Extract to read:
Most teams don't fail because of who's on them. They fail because no one defined how they're supposed to work together.

Simply inviting a group of people to a meeting and calling them a team doesn’t necessarily result in productivity. In fact, a poorly formed and managed team can be less productive than if those individuals worked alone. 

In our work with leadership teams across Western Canada, we've watched this play out with capable, hard-working people who simply weren't operating like a team yet.

The team doesn't break because the people are wrong. It breaks because the structure was never there. That structure has a name. It's the 4Cs of Extraordinary Teams, a Results framework, and it's the difference between a group that shares work and a team that multiplies it. 

The Results 4Cs of Extraordinary Teams is a team execution framework built on four conditions: Clarity, Connection, Commitment and Contribution. Together they separate high-performing teams from groups that simply share work.  The 4Cs is a framework used in the Results Execution System (RES) to make execution unavoidable across mid-market organizations. 

The 4 C's of Extraordinary Teams

Results' Four Cs of Extraordinary Teams

Clarity: Eliminating the Fog That Kills Execution 

Team members need to have absolute clarity of why the team exists. This is achieved through a system of goals or measures-of-success in the same way as individual roles are in an organization. There should be a core purpose for a team along with values to guide decision making and behavior. 

Team clarity and goal setting

All members should also be clear about what each member brings to the table. The best team composition includes members who have unique and differing perspectives and experience. 

When work on a team is outside our normal responsibilities it can be helpful to understand the commitment and time requirement. If a project is going to take significant time away from a person’s ‘regular job,’ there needs to be methods in place to account for that. For example, if Tamela will spend 50% of her time for the next year seconded to a special project her functional department will need funding to backfill some of her responsibilities and activities. 

A formal team charter can be a good way to ensure clarity by explicitly stating: 

  • Purpose – why does the team exist, what will it deliver, and why does it matter in the context of the organizational strategy? 
  • Goals – how will success be measured? What are the metrics and targets? 
  • Roles – what is the composition of the team? Which individuals will participate and what will their roles be? 
  • Scope and authority – what decisions can be made by the team? How much can it spend? What can it influence? 

Connection: The Trust Foundation That Makes Teams Move Fast 

Trust is the foundation of teamwork. When we have trust with another person we can move faster and work in a way that drives high performance and innovation. Deep connection builds trust. 

Teams with low levels of connection or trust often …: 

  • Miscommunicate and misunderstand one another. 
  • Conceal weaknesses and mistakes. 
  • Jump to conclusions. 
  • Fail to utilize each other’s skills and expertise.
  • Hold grudges. 
  • Discuss the "real" issues after scheduled meetings. 

A trust building exercise on a voyageur canoesBuilding trust takes time. It’s difficult to have deep trust with a person we don’t know well or spend time with. Time creates the opportunity to understand each other’s values and unique stories. 

An emotional bank account is an oft used metaphor for trust and connection. With each interaction there is an opportunity to express interest in the other person, show good will, or care. Those behaviors are a deposit. Any act of ill will, indifference, or a broken promise is a withdrawal. Over time we establish a sort of ‘balance’ in the account which defines our level of trust with that person. 

There are many processes teams can use to develop trust. Trust-builder exercises where people are asked to share personal experiences, lifelines, biggest fears and hopes, and other ‘non-work’ perspectives are excellent for this. Establishing a formal team launch workshop that includes behavioral profiles and communication style sharing can be very effective.

Requests:
**A)** In the article on extraordinary teams, what are the four conditions of the 4Cs framework?
**B)** Repeat a passage from the article on extraordinary teams, beginning at the words "A formal team charter" and stopping after the words "metrics and targets?".
**C)** Pick up the article on extraordinary teams after its last sentence and continue it.
The records that follow were taken from a different source than the article on extraordinary teams.

(Data on element placement)

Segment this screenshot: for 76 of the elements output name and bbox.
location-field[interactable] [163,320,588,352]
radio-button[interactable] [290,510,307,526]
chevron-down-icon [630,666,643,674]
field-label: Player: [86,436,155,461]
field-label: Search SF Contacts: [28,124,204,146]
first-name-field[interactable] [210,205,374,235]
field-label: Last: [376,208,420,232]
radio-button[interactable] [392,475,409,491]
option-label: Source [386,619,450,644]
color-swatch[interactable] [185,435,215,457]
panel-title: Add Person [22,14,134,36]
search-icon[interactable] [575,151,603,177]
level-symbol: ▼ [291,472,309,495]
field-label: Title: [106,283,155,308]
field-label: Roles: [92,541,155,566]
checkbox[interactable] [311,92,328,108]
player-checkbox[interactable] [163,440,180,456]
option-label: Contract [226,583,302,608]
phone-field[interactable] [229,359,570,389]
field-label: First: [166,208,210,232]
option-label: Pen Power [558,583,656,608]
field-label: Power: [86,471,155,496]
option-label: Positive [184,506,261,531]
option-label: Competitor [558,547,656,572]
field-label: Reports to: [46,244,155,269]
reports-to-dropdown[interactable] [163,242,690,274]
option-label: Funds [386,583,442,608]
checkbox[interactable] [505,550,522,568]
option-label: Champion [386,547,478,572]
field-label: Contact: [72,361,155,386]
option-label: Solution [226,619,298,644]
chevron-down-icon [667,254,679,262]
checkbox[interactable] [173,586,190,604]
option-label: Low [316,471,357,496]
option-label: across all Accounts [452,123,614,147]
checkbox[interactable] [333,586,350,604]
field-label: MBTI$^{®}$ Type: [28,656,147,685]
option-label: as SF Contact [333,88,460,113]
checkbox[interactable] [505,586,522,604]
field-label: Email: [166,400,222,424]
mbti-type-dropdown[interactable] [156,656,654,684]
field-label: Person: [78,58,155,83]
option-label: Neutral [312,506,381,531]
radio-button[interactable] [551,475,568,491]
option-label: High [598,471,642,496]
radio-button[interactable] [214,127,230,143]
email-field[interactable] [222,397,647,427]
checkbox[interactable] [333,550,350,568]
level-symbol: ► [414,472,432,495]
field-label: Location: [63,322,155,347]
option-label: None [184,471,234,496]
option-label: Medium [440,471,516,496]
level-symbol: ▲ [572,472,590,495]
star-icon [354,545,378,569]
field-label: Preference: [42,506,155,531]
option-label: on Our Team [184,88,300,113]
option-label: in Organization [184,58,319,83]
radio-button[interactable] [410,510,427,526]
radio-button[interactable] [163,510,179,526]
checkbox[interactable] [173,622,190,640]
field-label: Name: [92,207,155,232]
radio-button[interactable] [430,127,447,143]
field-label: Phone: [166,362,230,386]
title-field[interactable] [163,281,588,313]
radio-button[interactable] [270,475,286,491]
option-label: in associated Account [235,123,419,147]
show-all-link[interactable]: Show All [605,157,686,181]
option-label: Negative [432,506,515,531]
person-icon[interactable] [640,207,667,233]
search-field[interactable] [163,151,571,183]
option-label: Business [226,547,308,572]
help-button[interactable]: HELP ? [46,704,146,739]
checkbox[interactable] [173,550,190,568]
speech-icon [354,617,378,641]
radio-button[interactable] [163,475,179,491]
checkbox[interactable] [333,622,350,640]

Answers to the tasks:
**A)** Clarity, Connection, Commitment and Contribution.

**B)**
A formal team charter can be a good way to ensure clarity by explicitly stating: 

  • Purpose – why does the team exist, what will it deliver, and why does it matter in the context of the organizational strategy? 
  • Goals – how will success be measured? What are the metrics and targets?

**C)**
Shared personal life experiences and challenges can accelerate the trust building process. You will often hear of teams going to climb a mountain, learn to create pottery, or build homes in a poverty-stricken part of the world. These memorable moments of shared experience are times when our paths merge for a time on the journey of life. 

Trust requires vulnerability and psychological safety too. The more we can open up and show our true selves the more we make room for trust. 

“Great teams do not hold back with one another. They are unafraid to air their dirty laundry. They admit their mistakes, their weaknesses, and their concerns without fear of reprisal.”

- Patrick Lencioni

Great teams demonstrate and reinforce candor: the quality of being open and straightforward in communication. There are no secrets, unspoken words, or white elephants left unaddressed. As Kim Scott, author of Radical Candor, told us in our conversation with her on the Unleashed podcast, candor means caring personally while challenging directly. It's not about being harsh. It's about getting the hard facts on the table, which is a hallmark of productive teams. 

Building this kind of candor often starts with how leaders run one-on-one conversations with their team, since that's where trust either gets reinforced or quietly eroded, one interaction at a time. And finally, like any good relationship, trust on a team is never complete; it must be nurtured and maintained over time. 

Commitment: Processes That Make Execution Stick 

Commitment is about processes and results. Every team needs to have a set of processes for interacting: 

  • When and how they will meet?
  • Who will make what decisions? 
  • Where is the authority? 
  • How will information be shared? 
  • When and how will options be voiced, and problems solved? 
  • Performance Measures. 
  • Delegation of work and accountability.  
  • Onboarding and offboarding of members.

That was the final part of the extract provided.